WHAT IS BEING ASKED: Skip every image and restate the data word for word.

━━━━━ DATASET RECORDS ━━━━━

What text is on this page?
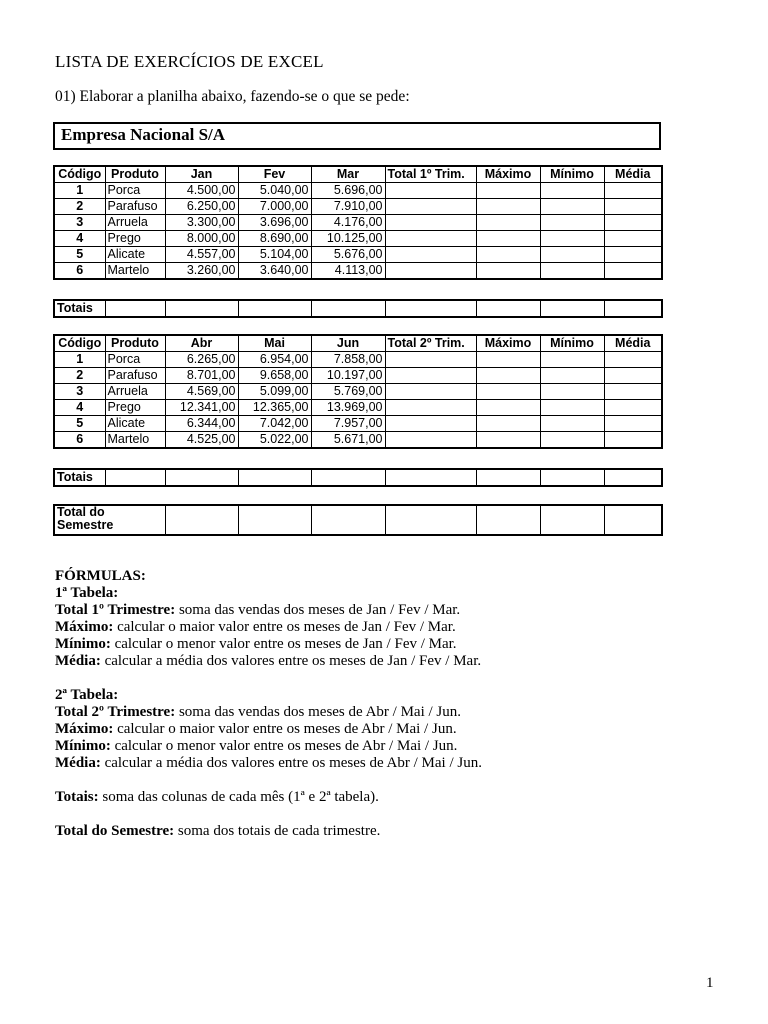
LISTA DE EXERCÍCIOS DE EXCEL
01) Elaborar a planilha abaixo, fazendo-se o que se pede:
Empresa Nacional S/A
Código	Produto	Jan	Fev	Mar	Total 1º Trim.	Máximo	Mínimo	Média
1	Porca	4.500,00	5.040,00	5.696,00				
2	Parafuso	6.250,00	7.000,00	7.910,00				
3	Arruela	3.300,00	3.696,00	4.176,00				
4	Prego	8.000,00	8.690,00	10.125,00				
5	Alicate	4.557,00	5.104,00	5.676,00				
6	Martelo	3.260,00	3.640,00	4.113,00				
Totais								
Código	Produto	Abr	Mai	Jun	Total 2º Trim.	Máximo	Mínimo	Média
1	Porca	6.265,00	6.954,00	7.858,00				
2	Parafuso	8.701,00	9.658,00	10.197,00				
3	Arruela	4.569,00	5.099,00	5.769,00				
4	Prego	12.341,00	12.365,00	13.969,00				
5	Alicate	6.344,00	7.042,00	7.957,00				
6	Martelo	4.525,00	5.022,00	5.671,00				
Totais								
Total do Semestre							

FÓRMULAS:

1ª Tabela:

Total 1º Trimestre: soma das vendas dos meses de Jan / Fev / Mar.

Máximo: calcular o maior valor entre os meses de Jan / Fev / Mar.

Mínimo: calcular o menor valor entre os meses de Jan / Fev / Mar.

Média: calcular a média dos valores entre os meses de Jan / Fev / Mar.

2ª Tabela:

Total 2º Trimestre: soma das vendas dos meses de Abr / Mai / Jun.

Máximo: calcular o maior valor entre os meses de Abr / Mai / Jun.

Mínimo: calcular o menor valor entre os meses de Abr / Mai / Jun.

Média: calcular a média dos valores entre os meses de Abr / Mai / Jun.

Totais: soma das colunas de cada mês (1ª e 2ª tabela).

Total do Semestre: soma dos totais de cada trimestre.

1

━━━━━

SOLUTION FOR THIS EXERCISE:
What text is on this page?
LISTA DE EXERCÍCIOS DE EXCEL
01) Elaborar a planilha abaixo, fazendo-se o que se pede:
Empresa Nacional S/A
Código	Produto	Jan	Fev	Mar	Total 1º Trim.	Máximo	Mínimo	Média
1	Porca	4.500,00	5.040,00	5.696,00				
2	Parafuso	6.250,00	7.000,00	7.910,00				
3	Arruela	3.300,00	3.696,00	4.176,00				
4	Prego	8.000,00	8.690,00	10.125,00				
5	Alicate	4.557,00	5.104,00	5.676,00				
6	Martelo	3.260,00	3.640,00	4.113,00				
Totais								
Código	Produto	Abr	Mai	Jun	Total 2º Trim.	Máximo	Mínimo	Média
1	Porca	6.265,00	6.954,00	7.858,00				
2	Parafuso	8.701,00	9.658,00	10.197,00				
3	Arruela	4.569,00	5.099,00	5.769,00				
4	Prego	12.341,00	12.365,00	13.969,00				
5	Alicate	6.344,00	7.042,00	7.957,00				
6	Martelo	4.525,00	5.022,00	5.671,00				
Totais								
Total do Semestre							

FÓRMULAS:

1ª Tabela:

Total 1º Trimestre: soma das vendas dos meses de Jan / Fev / Mar.

Máximo: calcular o maior valor entre os meses de Jan / Fev / Mar.

Mínimo: calcular o menor valor entre os meses de Jan / Fev / Mar.

Média: calcular a média dos valores entre os meses de Jan / Fev / Mar.

2ª Tabela:

Total 2º Trimestre: soma das vendas dos meses de Abr / Mai / Jun.

Máximo: calcular o maior valor entre os meses de Abr / Mai / Jun.

Mínimo: calcular o menor valor entre os meses de Abr / Mai / Jun.

Média: calcular a média dos valores entre os meses de Abr / Mai / Jun.

Totais: soma das colunas de cada mês (1ª e 2ª tabela).

Total do Semestre: soma dos totais de cada trimestre.

1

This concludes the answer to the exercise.